WORK REQUIRED
From the line that includes "Transcribe this image's" to the last line of the records that follow, copy every line exactly and nothing more, omitting pictures.

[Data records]
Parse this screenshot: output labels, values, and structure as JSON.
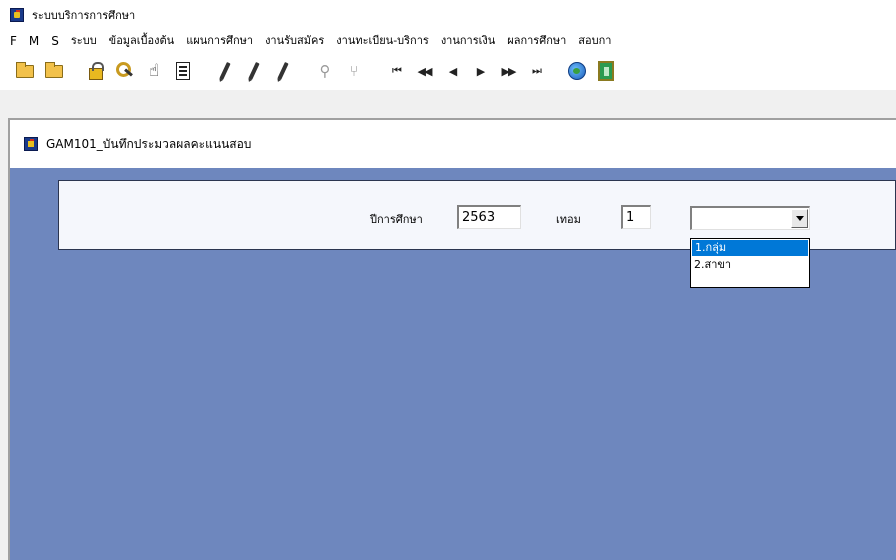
{
  "window": {
    "title": "ระบบบริการการศึกษา"
  },
  "menubar": {
    "items": [
      "F",
      "M",
      "S",
      "ระบบ",
      "ข้อมูลเบื้องต้น",
      "แผนการศึกษา",
      "งานรับสมัคร",
      "งานทะเบียน-บริการ",
      "งานการเงิน",
      "ผลการศึกษา",
      "สอบกา"
    ]
  },
  "toolbar": {
    "icons": [
      "open-folder-icon",
      "save-folder-icon",
      "lock-icon",
      "keys-icon",
      "hand-icon",
      "document-icon",
      "pencil-icon",
      "pencil-add-icon",
      "pencil-edit-icon",
      "binoculars-icon",
      "filter-icon",
      "first-record-icon",
      "rewind-icon",
      "previous-icon",
      "next-icon",
      "fast-forward-icon",
      "last-record-icon",
      "globe-icon",
      "exit-door-icon"
    ],
    "nav_glyphs": {
      "first": "⏮",
      "rewind": "◀◀",
      "prev": "◀",
      "next": "▶",
      "fast_forward": "▶▶",
      "last": "⏭"
    }
  },
  "child_window": {
    "title": "GAM101_บันทึกประมวลผลคะแนนสอบ"
  },
  "form": {
    "academic_year_label": "ปีการศึกษา",
    "academic_year_value": "2563",
    "semester_label": "เทอม",
    "semester_value": "1",
    "type_select_value": "",
    "type_options": [
      "1.กลุ่ม",
      "2.สาขา"
    ],
    "type_highlighted": "1.กลุ่ม"
  },
  "colors": {
    "form_background": "#6e87be",
    "panel_background": "#f5f7fc",
    "selection": "#0078d7"
  }
}
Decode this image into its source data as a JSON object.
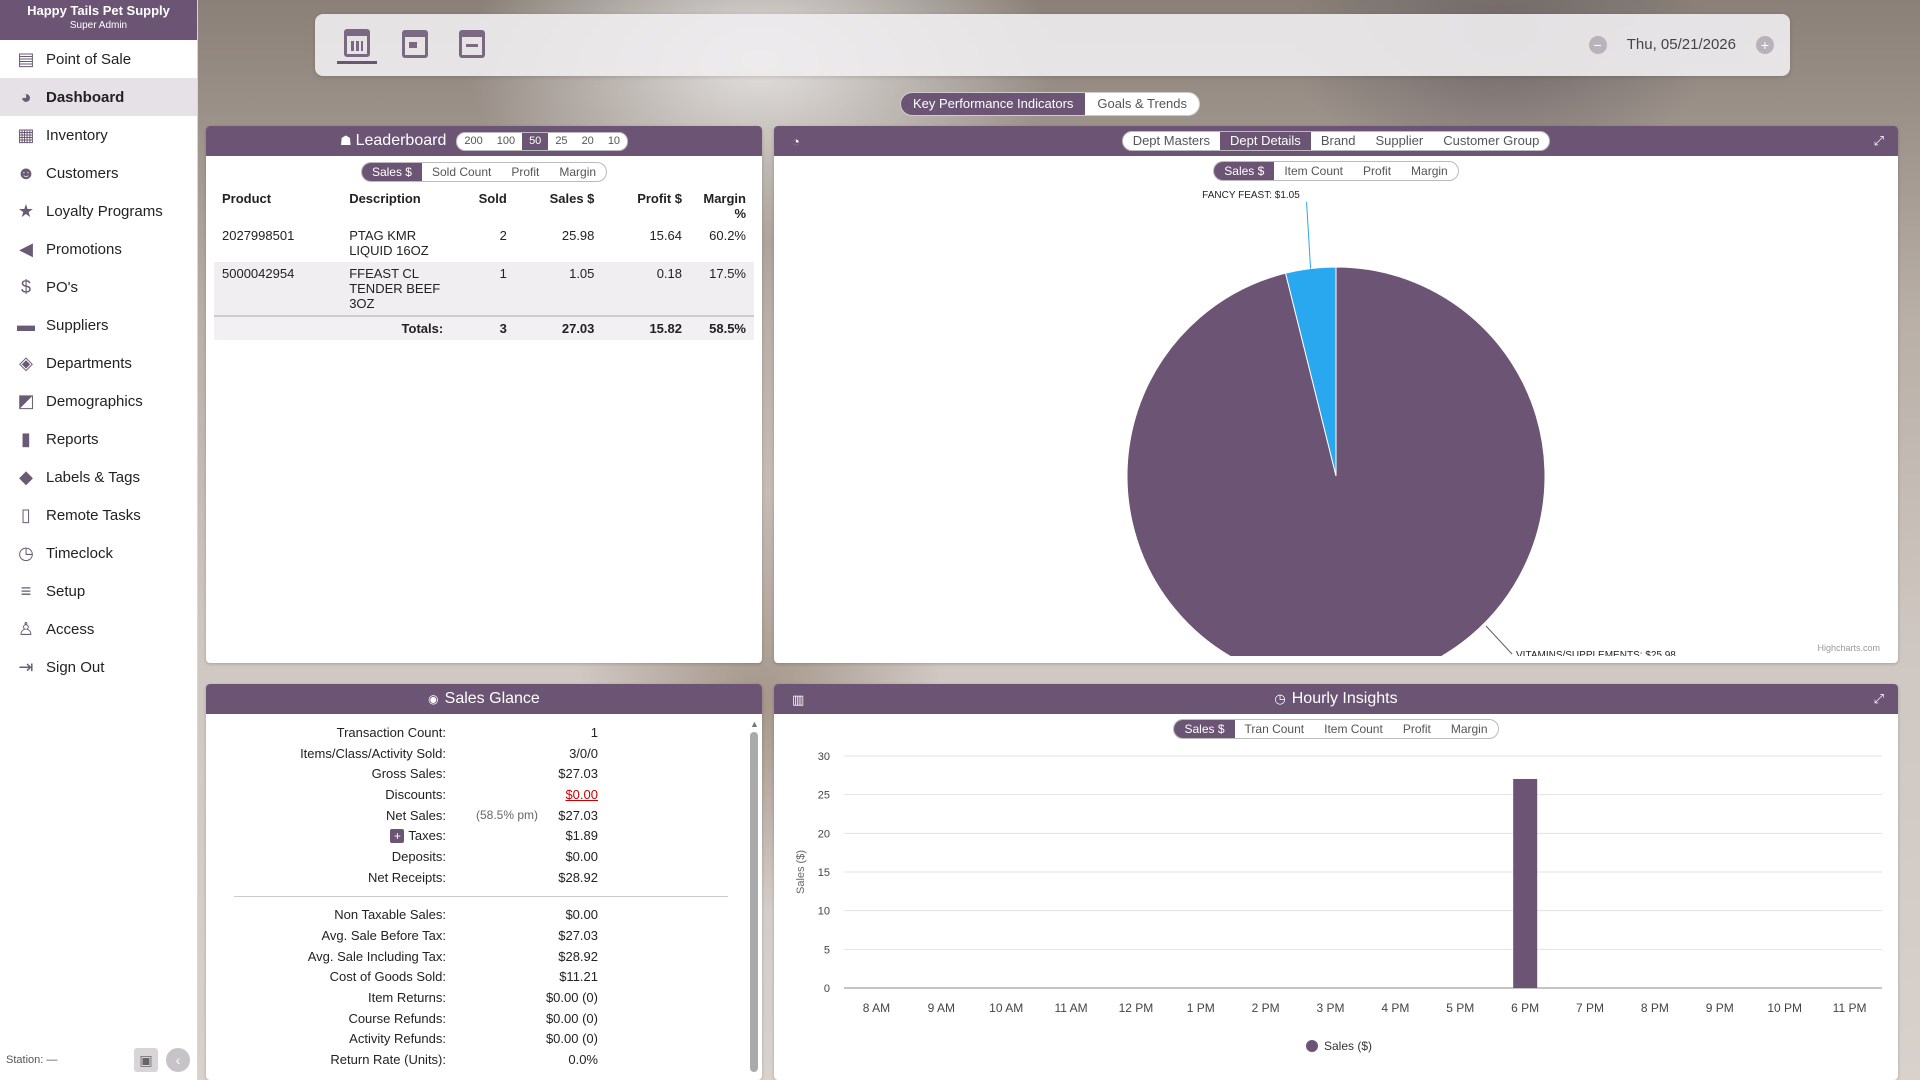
{
  "store": {
    "name": "Happy Tails Pet Supply",
    "role": "Super Admin"
  },
  "nav": [
    {
      "label": "Point of Sale",
      "icon": "register-icon"
    },
    {
      "label": "Dashboard",
      "icon": "dashboard-icon"
    },
    {
      "label": "Inventory",
      "icon": "inventory-icon"
    },
    {
      "label": "Customers",
      "icon": "customers-icon"
    },
    {
      "label": "Loyalty Programs",
      "icon": "loyalty-icon"
    },
    {
      "label": "Promotions",
      "icon": "megaphone-icon"
    },
    {
      "label": "PO's",
      "icon": "purchase-order-icon"
    },
    {
      "label": "Suppliers",
      "icon": "truck-icon"
    },
    {
      "label": "Departments",
      "icon": "layers-icon"
    },
    {
      "label": "Demographics",
      "icon": "map-pin-icon"
    },
    {
      "label": "Reports",
      "icon": "bar-chart-icon"
    },
    {
      "label": "Labels & Tags",
      "icon": "tag-icon"
    },
    {
      "label": "Remote Tasks",
      "icon": "tablet-icon"
    },
    {
      "label": "Timeclock",
      "icon": "clock-icon"
    },
    {
      "label": "Setup",
      "icon": "sliders-icon"
    },
    {
      "label": "Access",
      "icon": "user-shield-icon"
    },
    {
      "label": "Sign Out",
      "icon": "sign-out-icon"
    }
  ],
  "footer": {
    "station": "Station: —"
  },
  "date": {
    "value": "Thu, 05/21/2026"
  },
  "kpi_tabs": [
    "Key Performance Indicators",
    "Goals & Trends"
  ],
  "leaderboard": {
    "title": "Leaderboard",
    "counts": [
      "200",
      "100",
      "50",
      "25",
      "20",
      "10"
    ],
    "metrics": [
      "Sales $",
      "Sold Count",
      "Profit",
      "Margin"
    ],
    "columns": [
      "Product",
      "Description",
      "Sold",
      "Sales $",
      "Profit $",
      "Margin %"
    ],
    "rows": [
      [
        "2027998501",
        "PTAG KMR LIQUID 16OZ",
        "2",
        "25.98",
        "15.64",
        "60.2%"
      ],
      [
        "5000042954",
        "FFEAST CL TENDER BEEF 3OZ",
        "1",
        "1.05",
        "0.18",
        "17.5%"
      ]
    ],
    "totals": {
      "label": "Totals:",
      "sold": "3",
      "sales": "27.03",
      "profit": "15.82",
      "margin": "58.5%"
    }
  },
  "dept": {
    "tabs": [
      "Dept Masters",
      "Dept Details",
      "Brand",
      "Supplier",
      "Customer Group"
    ],
    "metrics": [
      "Sales $",
      "Item Count",
      "Profit",
      "Margin"
    ],
    "credit": "Highcharts.com"
  },
  "glance": {
    "title": "Sales Glance",
    "rows": [
      {
        "label": "Transaction Count:",
        "mid": "",
        "value": "1"
      },
      {
        "label": "Items/Class/Activity Sold:",
        "mid": "",
        "value": "3/0/0"
      },
      {
        "label": "Gross Sales:",
        "mid": "",
        "value": "$27.03"
      },
      {
        "label": "Discounts:",
        "mid": "",
        "value": "$0.00"
      },
      {
        "label": "Net Sales:",
        "mid": "(58.5% pm)",
        "value": "$27.03"
      },
      {
        "label": "Taxes:",
        "mid": "",
        "value": "$1.89"
      },
      {
        "label": "Deposits:",
        "mid": "",
        "value": "$0.00"
      },
      {
        "label": "Net Receipts:",
        "mid": "",
        "value": "$28.92"
      }
    ],
    "rows2": [
      {
        "label": "Non Taxable Sales:",
        "value": "$0.00"
      },
      {
        "label": "Avg. Sale Before Tax:",
        "value": "$27.03"
      },
      {
        "label": "Avg. Sale Including Tax:",
        "value": "$28.92"
      },
      {
        "label": "Cost of Goods Sold:",
        "value": "$11.21"
      },
      {
        "label": "Item Returns:",
        "value": "$0.00 (0)"
      },
      {
        "label": "Course Refunds:",
        "value": "$0.00 (0)"
      },
      {
        "label": "Activity Refunds:",
        "value": "$0.00 (0)"
      },
      {
        "label": "Return Rate (Units):",
        "value": "0.0%"
      }
    ]
  },
  "hourly": {
    "title": "Hourly Insights",
    "metrics": [
      "Sales $",
      "Tran Count",
      "Item Count",
      "Profit",
      "Margin"
    ]
  },
  "colors": {
    "accent": "#6b5474",
    "pie_secondary": "#29a8f0"
  },
  "chart_data": [
    {
      "type": "pie",
      "slices": [
        {
          "label": "VITAMINS/SUPPLEMENTS: $25.98",
          "value": 25.98
        },
        {
          "label": "FANCY FEAST: $1.05",
          "value": 1.05
        }
      ]
    },
    {
      "type": "bar",
      "categories": [
        "8 AM",
        "9 AM",
        "10 AM",
        "11 AM",
        "12 PM",
        "1 PM",
        "2 PM",
        "3 PM",
        "4 PM",
        "5 PM",
        "6 PM",
        "7 PM",
        "8 PM",
        "9 PM",
        "10 PM",
        "11 PM"
      ],
      "series": [
        {
          "name": "Sales ($)",
          "values": [
            0,
            0,
            0,
            0,
            0,
            0,
            0,
            0,
            0,
            0,
            27.03,
            0,
            0,
            0,
            0,
            0
          ]
        }
      ],
      "ylabel": "Sales ($)",
      "ylim": [
        0,
        30
      ],
      "yticks": [
        0,
        5,
        10,
        15,
        20,
        25,
        30
      ]
    }
  ]
}
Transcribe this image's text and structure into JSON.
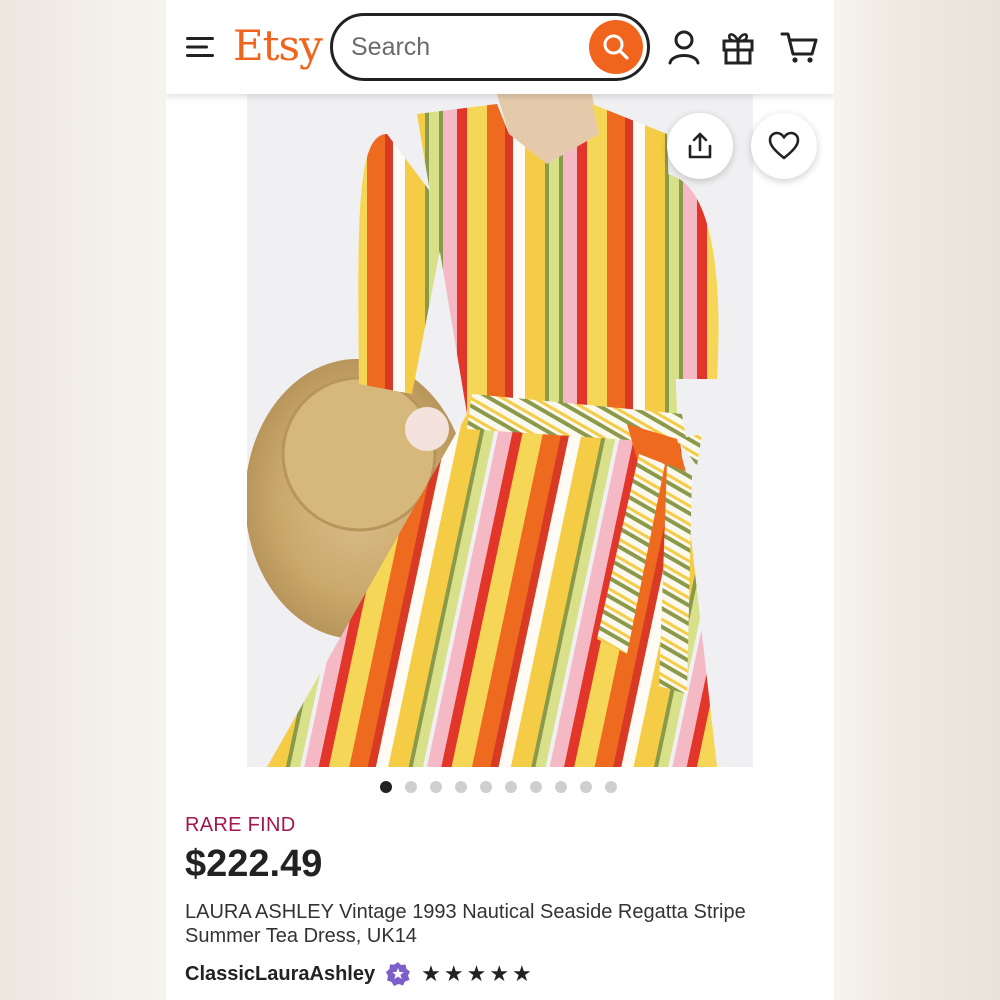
{
  "header": {
    "logo": "Etsy",
    "search_placeholder": "Search"
  },
  "colors": {
    "brand": "#f1641e",
    "rare_find": "#a3174d",
    "star_seller": "#7c5fc8"
  },
  "gallery": {
    "image_count": 10,
    "active_index": 0
  },
  "listing": {
    "badge": "RARE FIND",
    "price": "$222.49",
    "title": "LAURA ASHLEY Vintage 1993 Nautical Seaside Regatta Stripe Summer Tea Dress, UK14",
    "shop_name": "ClassicLauraAshley",
    "rating_stars": 5
  }
}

FINISHED ANSWER
Transcribe this image's text and structure into JSON.
{
  "header": {
    "logo": "Etsy",
    "search_placeholder": "Search"
  },
  "colors": {
    "brand": "#f1641e",
    "rare_find": "#a3174d",
    "star_seller": "#7c5fc8"
  },
  "gallery": {
    "image_count": 10,
    "active_index": 0
  },
  "listing": {
    "badge": "RARE FIND",
    "price": "$222.49",
    "title": "LAURA ASHLEY Vintage 1993 Nautical Seaside Regatta Stripe Summer Tea Dress, UK14",
    "shop_name": "ClassicLauraAshley",
    "rating_stars": 5
  }
}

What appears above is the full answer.